Exercise data ▸
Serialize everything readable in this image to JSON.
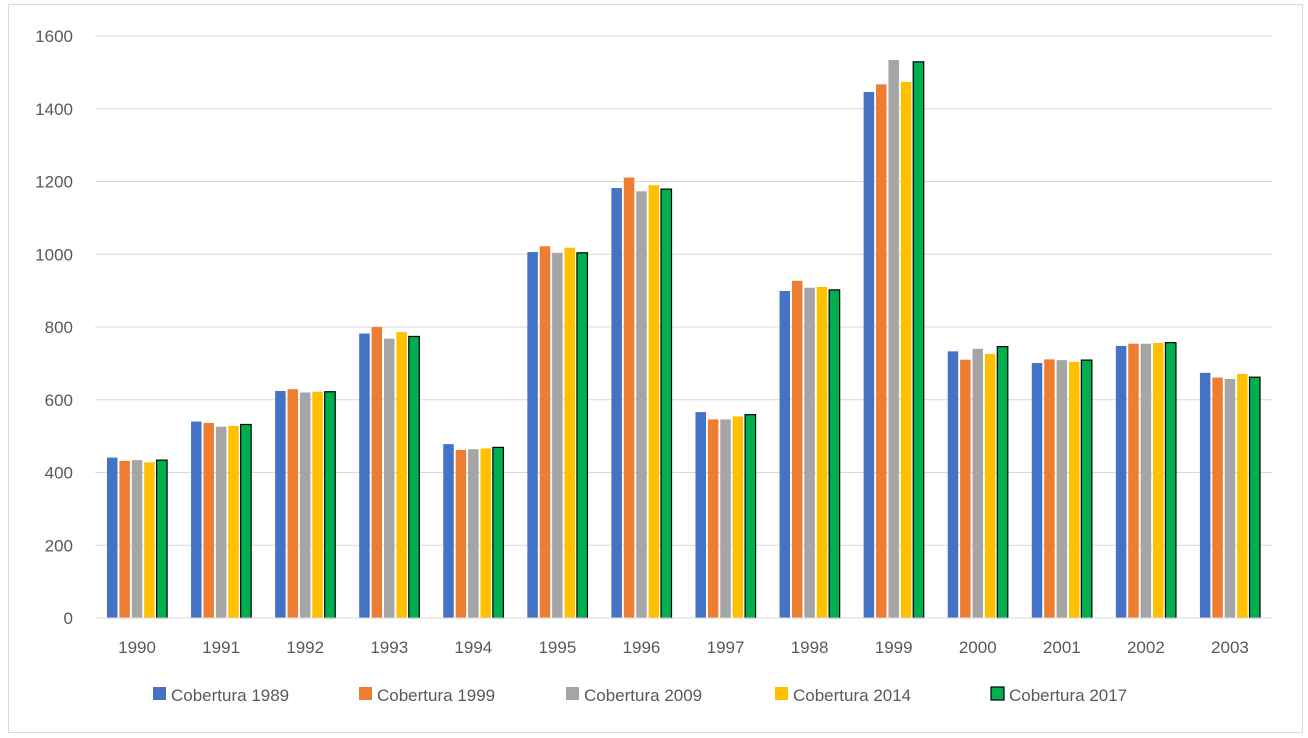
{
  "chart_data": {
    "type": "bar",
    "title": "",
    "xlabel": "",
    "ylabel": "",
    "ylim": [
      0,
      1600
    ],
    "yticks": [
      0,
      200,
      400,
      600,
      800,
      1000,
      1200,
      1400,
      1600
    ],
    "grid": true,
    "legend_position": "bottom",
    "categories": [
      "1990",
      "1991",
      "1992",
      "1993",
      "1994",
      "1995",
      "1996",
      "1997",
      "1998",
      "1999",
      "2000",
      "2001",
      "2002",
      "2003"
    ],
    "series": [
      {
        "name": "Cobertura 1989",
        "color": "#4472c4",
        "outline": false,
        "values": [
          441,
          540,
          624,
          782,
          478,
          1006,
          1182,
          566,
          899,
          1446,
          733,
          701,
          748,
          674
        ]
      },
      {
        "name": "Cobertura 1999",
        "color": "#ed7d31",
        "outline": false,
        "values": [
          432,
          536,
          629,
          800,
          462,
          1022,
          1211,
          546,
          927,
          1467,
          710,
          711,
          754,
          661
        ]
      },
      {
        "name": "Cobertura 2009",
        "color": "#a5a5a5",
        "outline": false,
        "values": [
          434,
          526,
          620,
          768,
          464,
          1004,
          1173,
          546,
          908,
          1534,
          740,
          709,
          754,
          657
        ]
      },
      {
        "name": "Cobertura 2014",
        "color": "#ffc000",
        "outline": false,
        "values": [
          428,
          528,
          622,
          786,
          466,
          1018,
          1190,
          554,
          910,
          1474,
          726,
          704,
          756,
          671
        ]
      },
      {
        "name": "Cobertura 2017",
        "color": "#00b050",
        "outline": true,
        "values": [
          434,
          532,
          622,
          774,
          469,
          1004,
          1179,
          559,
          902,
          1529,
          746,
          709,
          757,
          662
        ]
      }
    ]
  }
}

Short task ▸ Find out how many lines in the listing contain the string "color". Give the number alone.

Answer to this problem ▸ 5